> **Rows**:
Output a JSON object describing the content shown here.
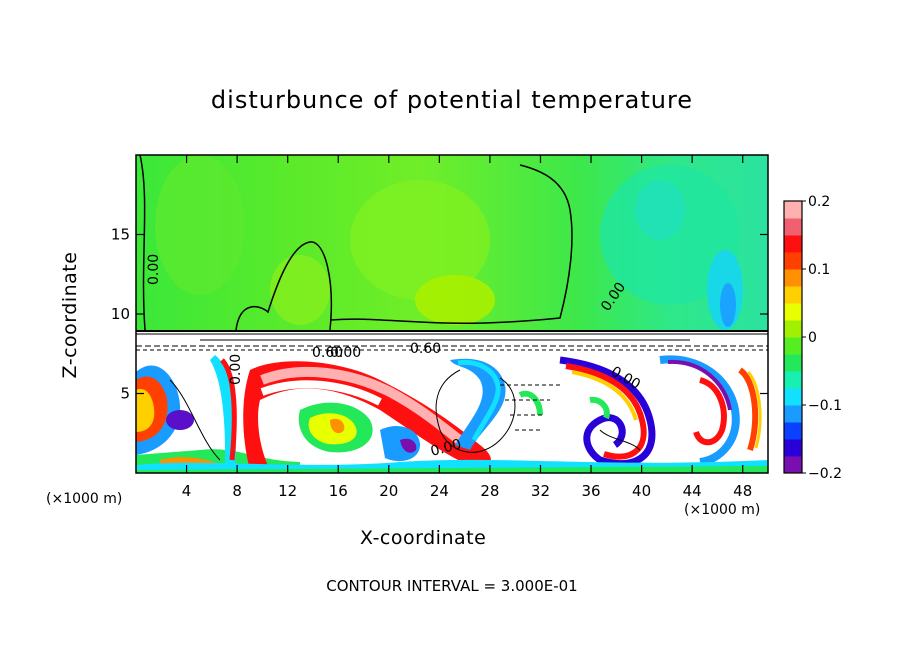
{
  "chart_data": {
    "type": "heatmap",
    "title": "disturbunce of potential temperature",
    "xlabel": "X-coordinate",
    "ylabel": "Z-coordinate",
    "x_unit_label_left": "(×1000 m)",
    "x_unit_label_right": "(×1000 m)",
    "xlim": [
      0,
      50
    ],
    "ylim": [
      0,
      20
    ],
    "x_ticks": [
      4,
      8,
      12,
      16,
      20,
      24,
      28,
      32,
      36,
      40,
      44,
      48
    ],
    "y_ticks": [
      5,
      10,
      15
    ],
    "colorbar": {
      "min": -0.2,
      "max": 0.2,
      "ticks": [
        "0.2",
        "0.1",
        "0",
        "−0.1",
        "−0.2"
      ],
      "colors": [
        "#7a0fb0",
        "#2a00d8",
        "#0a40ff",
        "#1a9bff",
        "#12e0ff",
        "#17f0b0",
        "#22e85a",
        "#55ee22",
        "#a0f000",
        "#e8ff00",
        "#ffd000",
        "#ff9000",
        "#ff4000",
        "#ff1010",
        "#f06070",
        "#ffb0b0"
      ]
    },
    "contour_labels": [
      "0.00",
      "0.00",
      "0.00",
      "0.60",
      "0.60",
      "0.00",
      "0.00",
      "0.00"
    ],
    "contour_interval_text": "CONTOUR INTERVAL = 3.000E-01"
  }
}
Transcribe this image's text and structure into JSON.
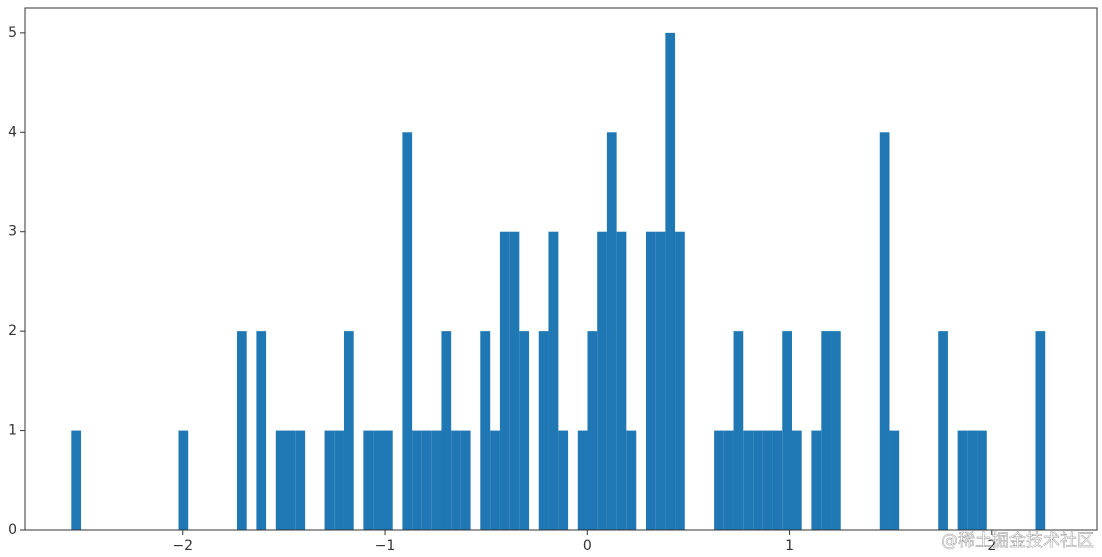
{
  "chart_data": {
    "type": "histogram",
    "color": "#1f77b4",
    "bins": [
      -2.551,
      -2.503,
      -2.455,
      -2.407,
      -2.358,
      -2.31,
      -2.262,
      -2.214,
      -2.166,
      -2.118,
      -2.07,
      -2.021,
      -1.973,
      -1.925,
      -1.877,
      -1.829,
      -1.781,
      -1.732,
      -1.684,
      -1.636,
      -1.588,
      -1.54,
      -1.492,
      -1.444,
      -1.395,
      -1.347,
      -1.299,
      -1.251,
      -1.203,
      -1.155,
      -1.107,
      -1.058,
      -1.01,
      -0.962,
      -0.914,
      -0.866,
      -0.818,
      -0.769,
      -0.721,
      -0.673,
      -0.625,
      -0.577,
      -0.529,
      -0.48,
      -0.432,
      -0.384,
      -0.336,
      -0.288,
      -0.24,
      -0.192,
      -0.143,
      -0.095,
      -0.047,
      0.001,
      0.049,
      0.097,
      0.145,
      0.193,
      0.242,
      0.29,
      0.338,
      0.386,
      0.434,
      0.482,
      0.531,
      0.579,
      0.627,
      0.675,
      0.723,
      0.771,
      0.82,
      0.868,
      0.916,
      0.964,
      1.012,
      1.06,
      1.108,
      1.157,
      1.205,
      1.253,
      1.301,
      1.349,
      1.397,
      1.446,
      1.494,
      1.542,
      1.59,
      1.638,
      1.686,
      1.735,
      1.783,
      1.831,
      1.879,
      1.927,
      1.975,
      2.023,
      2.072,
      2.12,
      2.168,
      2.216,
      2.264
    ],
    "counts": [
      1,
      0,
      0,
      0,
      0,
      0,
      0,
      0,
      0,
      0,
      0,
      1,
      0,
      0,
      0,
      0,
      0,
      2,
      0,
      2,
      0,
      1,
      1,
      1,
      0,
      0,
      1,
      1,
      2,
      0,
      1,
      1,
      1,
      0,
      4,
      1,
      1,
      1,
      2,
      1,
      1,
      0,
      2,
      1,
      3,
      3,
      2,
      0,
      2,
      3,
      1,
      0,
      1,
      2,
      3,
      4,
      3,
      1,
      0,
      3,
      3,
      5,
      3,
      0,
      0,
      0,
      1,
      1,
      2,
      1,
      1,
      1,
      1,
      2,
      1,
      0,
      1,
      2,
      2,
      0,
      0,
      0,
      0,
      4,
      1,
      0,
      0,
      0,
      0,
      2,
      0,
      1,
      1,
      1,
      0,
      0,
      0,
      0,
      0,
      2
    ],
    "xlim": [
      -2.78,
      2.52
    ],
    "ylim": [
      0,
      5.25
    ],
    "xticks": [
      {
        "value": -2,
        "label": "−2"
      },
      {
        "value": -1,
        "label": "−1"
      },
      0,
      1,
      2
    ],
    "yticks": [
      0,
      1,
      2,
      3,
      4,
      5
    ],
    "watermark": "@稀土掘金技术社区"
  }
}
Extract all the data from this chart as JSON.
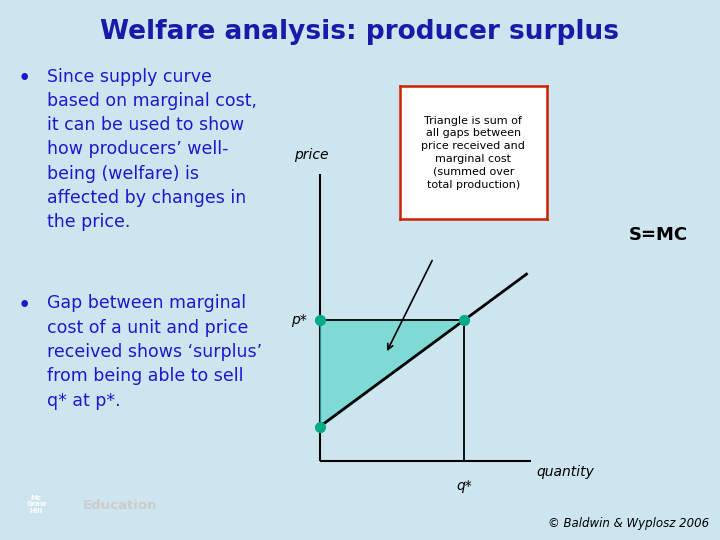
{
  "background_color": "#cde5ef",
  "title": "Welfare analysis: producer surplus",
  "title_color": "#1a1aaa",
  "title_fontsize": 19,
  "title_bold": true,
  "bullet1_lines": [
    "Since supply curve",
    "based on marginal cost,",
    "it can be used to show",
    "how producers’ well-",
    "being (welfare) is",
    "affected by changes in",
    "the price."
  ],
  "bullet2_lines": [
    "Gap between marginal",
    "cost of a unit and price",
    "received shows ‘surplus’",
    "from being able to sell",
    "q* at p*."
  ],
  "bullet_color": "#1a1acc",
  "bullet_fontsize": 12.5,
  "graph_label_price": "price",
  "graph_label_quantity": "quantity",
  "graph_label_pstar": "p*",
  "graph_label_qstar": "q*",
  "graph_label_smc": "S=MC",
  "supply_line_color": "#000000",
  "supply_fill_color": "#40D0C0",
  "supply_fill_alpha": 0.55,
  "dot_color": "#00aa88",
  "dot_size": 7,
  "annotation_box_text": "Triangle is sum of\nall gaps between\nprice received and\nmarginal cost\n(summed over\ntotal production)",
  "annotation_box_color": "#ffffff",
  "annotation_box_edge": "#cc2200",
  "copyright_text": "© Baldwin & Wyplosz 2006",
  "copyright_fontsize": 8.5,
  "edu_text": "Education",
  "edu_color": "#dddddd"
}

> **Request**:
Count up the lines in the listing that hold the word "received", and give that number only.

> **Written response**:
2